→ **OBJECTIVE**
Copy out the listing in full, exactly as written, but not its pictures.

→ **RECORD EXCERPTS**
[Start]

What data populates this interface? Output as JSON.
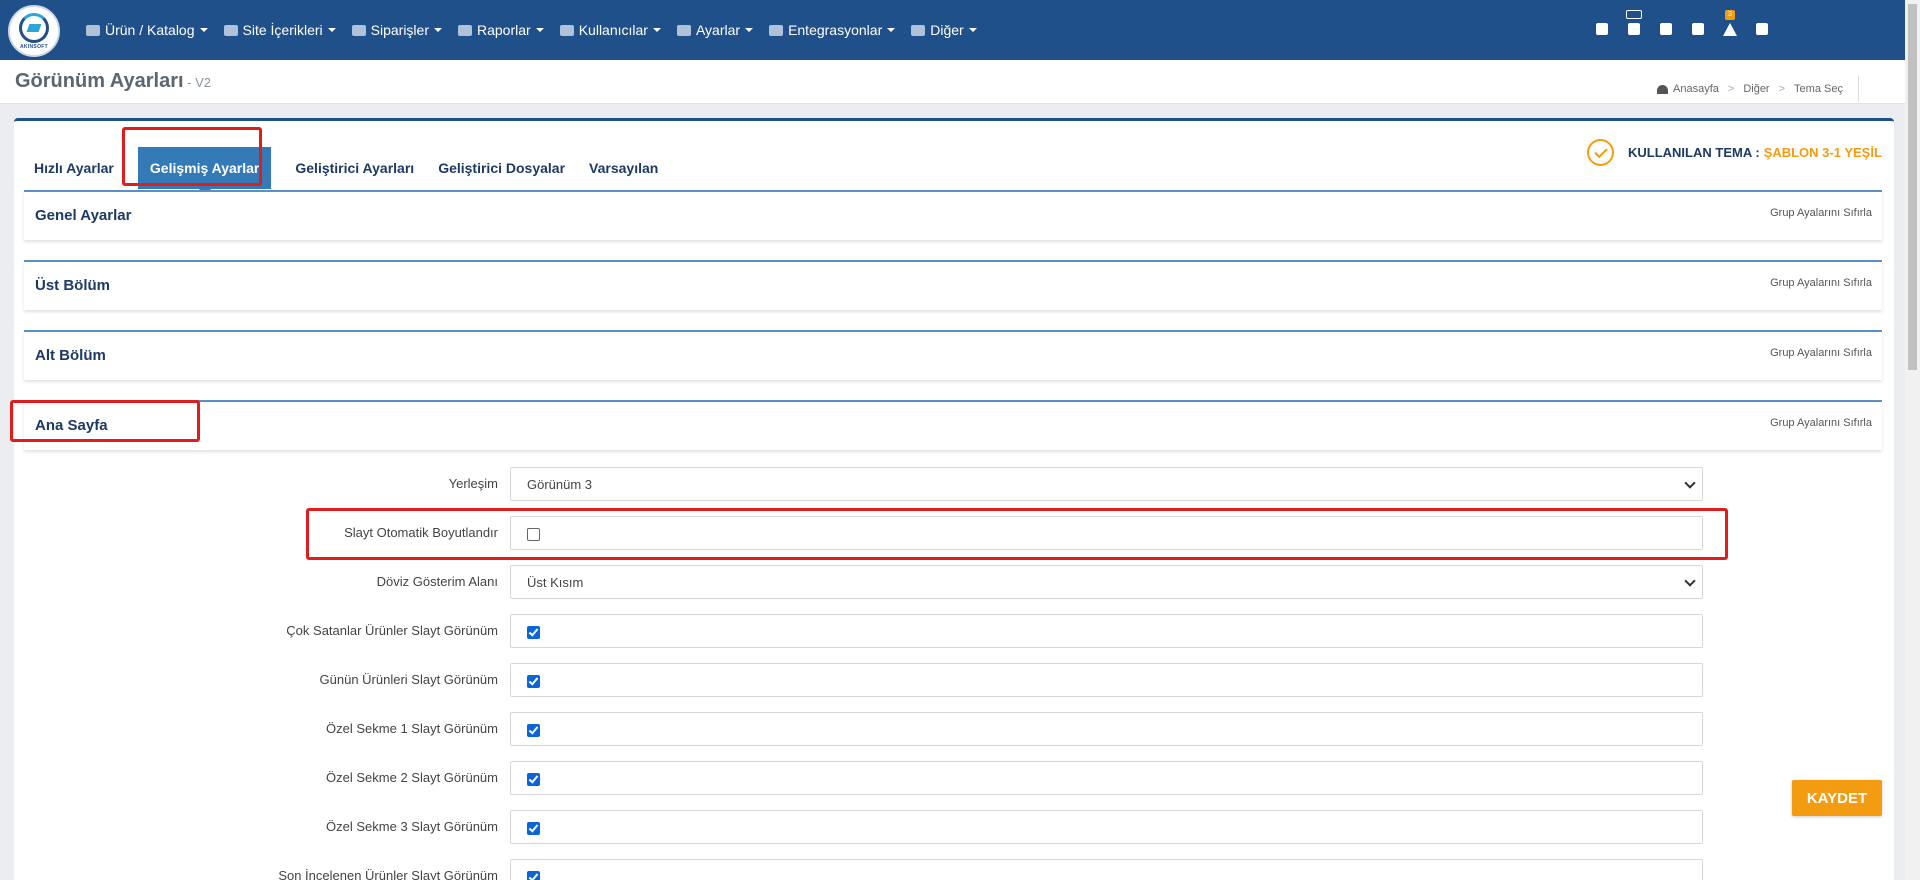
{
  "logo": {
    "text": "AKINSOFT"
  },
  "nav": {
    "items": [
      {
        "label": "Ürün / Katalog",
        "icon": "boxes-icon"
      },
      {
        "label": "Site İçerikleri",
        "icon": "pages-icon"
      },
      {
        "label": "Siparişler",
        "icon": "cart-icon"
      },
      {
        "label": "Raporlar",
        "icon": "report-icon"
      },
      {
        "label": "Kullanıcılar",
        "icon": "users-icon"
      },
      {
        "label": "Ayarlar",
        "icon": "gears-icon"
      },
      {
        "label": "Entegrasyonlar",
        "icon": "network-icon"
      },
      {
        "label": "Diğer",
        "icon": "grid-icon"
      }
    ],
    "alert_badge": "3"
  },
  "page": {
    "title": "Görünüm Ayarları",
    "version": " - V2"
  },
  "breadcrumb": [
    "Anasayfa",
    "Diğer",
    "Tema Seç"
  ],
  "tabs": [
    "Hızlı Ayarlar",
    "Gelişmiş Ayarlar",
    "Geliştirici Ayarları",
    "Geliştirici Dosyalar",
    "Varsayılan"
  ],
  "active_tab": "Gelişmiş Ayarlar",
  "theme": {
    "label": "KULLANILAN TEMA :",
    "value": "ŞABLON 3-1 YEŞİL"
  },
  "sections": [
    {
      "title": "Genel Ayarlar",
      "reset": "Grup Ayalarını Sıfırla"
    },
    {
      "title": "Üst Bölüm",
      "reset": "Grup Ayalarını Sıfırla"
    },
    {
      "title": "Alt Bölüm",
      "reset": "Grup Ayalarını Sıfırla"
    },
    {
      "title": "Ana Sayfa",
      "reset": "Grup Ayalarını Sıfırla"
    }
  ],
  "form": {
    "rows": [
      {
        "label": "Yerleşim",
        "type": "select",
        "value": "Görünüm 3"
      },
      {
        "label": "Slayt Otomatik Boyutlandır",
        "type": "checkbox",
        "checked": false
      },
      {
        "label": "Döviz Gösterim Alanı",
        "type": "select",
        "value": "Üst Kısım"
      },
      {
        "label": "Çok Satanlar Ürünler Slayt Görünüm",
        "type": "checkbox",
        "checked": true
      },
      {
        "label": "Günün Ürünleri Slayt Görünüm",
        "type": "checkbox",
        "checked": true
      },
      {
        "label": "Özel Sekme 1 Slayt Görünüm",
        "type": "checkbox",
        "checked": true
      },
      {
        "label": "Özel Sekme 2 Slayt Görünüm",
        "type": "checkbox",
        "checked": true
      },
      {
        "label": "Özel Sekme 3 Slayt Görünüm",
        "type": "checkbox",
        "checked": true
      },
      {
        "label": "Son İncelenen Ürünler Slayt Görünüm",
        "type": "checkbox",
        "checked": true
      }
    ]
  },
  "save_label": "KAYDET",
  "colors": {
    "navbar": "#20508a",
    "accent": "#f39c12",
    "tab_active": "#337ab7",
    "highlight": "#e01d1d"
  }
}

[End]

→ **SOLUTION TO THIS EXERCISE**
What data populates this interface? Output as JSON.
{
  "logo": {
    "text": "AKINSOFT"
  },
  "nav": {
    "items": [
      {
        "label": "Ürün / Katalog",
        "icon": "boxes-icon"
      },
      {
        "label": "Site İçerikleri",
        "icon": "pages-icon"
      },
      {
        "label": "Siparişler",
        "icon": "cart-icon"
      },
      {
        "label": "Raporlar",
        "icon": "report-icon"
      },
      {
        "label": "Kullanıcılar",
        "icon": "users-icon"
      },
      {
        "label": "Ayarlar",
        "icon": "gears-icon"
      },
      {
        "label": "Entegrasyonlar",
        "icon": "network-icon"
      },
      {
        "label": "Diğer",
        "icon": "grid-icon"
      }
    ],
    "alert_badge": "3"
  },
  "page": {
    "title": "Görünüm Ayarları",
    "version": " - V2"
  },
  "breadcrumb": [
    "Anasayfa",
    "Diğer",
    "Tema Seç"
  ],
  "tabs": [
    "Hızlı Ayarlar",
    "Gelişmiş Ayarlar",
    "Geliştirici Ayarları",
    "Geliştirici Dosyalar",
    "Varsayılan"
  ],
  "active_tab": "Gelişmiş Ayarlar",
  "theme": {
    "label": "KULLANILAN TEMA :",
    "value": "ŞABLON 3-1 YEŞİL"
  },
  "sections": [
    {
      "title": "Genel Ayarlar",
      "reset": "Grup Ayalarını Sıfırla"
    },
    {
      "title": "Üst Bölüm",
      "reset": "Grup Ayalarını Sıfırla"
    },
    {
      "title": "Alt Bölüm",
      "reset": "Grup Ayalarını Sıfırla"
    },
    {
      "title": "Ana Sayfa",
      "reset": "Grup Ayalarını Sıfırla"
    }
  ],
  "form": {
    "rows": [
      {
        "label": "Yerleşim",
        "type": "select",
        "value": "Görünüm 3"
      },
      {
        "label": "Slayt Otomatik Boyutlandır",
        "type": "checkbox",
        "checked": false
      },
      {
        "label": "Döviz Gösterim Alanı",
        "type": "select",
        "value": "Üst Kısım"
      },
      {
        "label": "Çok Satanlar Ürünler Slayt Görünüm",
        "type": "checkbox",
        "checked": true
      },
      {
        "label": "Günün Ürünleri Slayt Görünüm",
        "type": "checkbox",
        "checked": true
      },
      {
        "label": "Özel Sekme 1 Slayt Görünüm",
        "type": "checkbox",
        "checked": true
      },
      {
        "label": "Özel Sekme 2 Slayt Görünüm",
        "type": "checkbox",
        "checked": true
      },
      {
        "label": "Özel Sekme 3 Slayt Görünüm",
        "type": "checkbox",
        "checked": true
      },
      {
        "label": "Son İncelenen Ürünler Slayt Görünüm",
        "type": "checkbox",
        "checked": true
      }
    ]
  },
  "save_label": "KAYDET",
  "colors": {
    "navbar": "#20508a",
    "accent": "#f39c12",
    "tab_active": "#337ab7",
    "highlight": "#e01d1d"
  }
}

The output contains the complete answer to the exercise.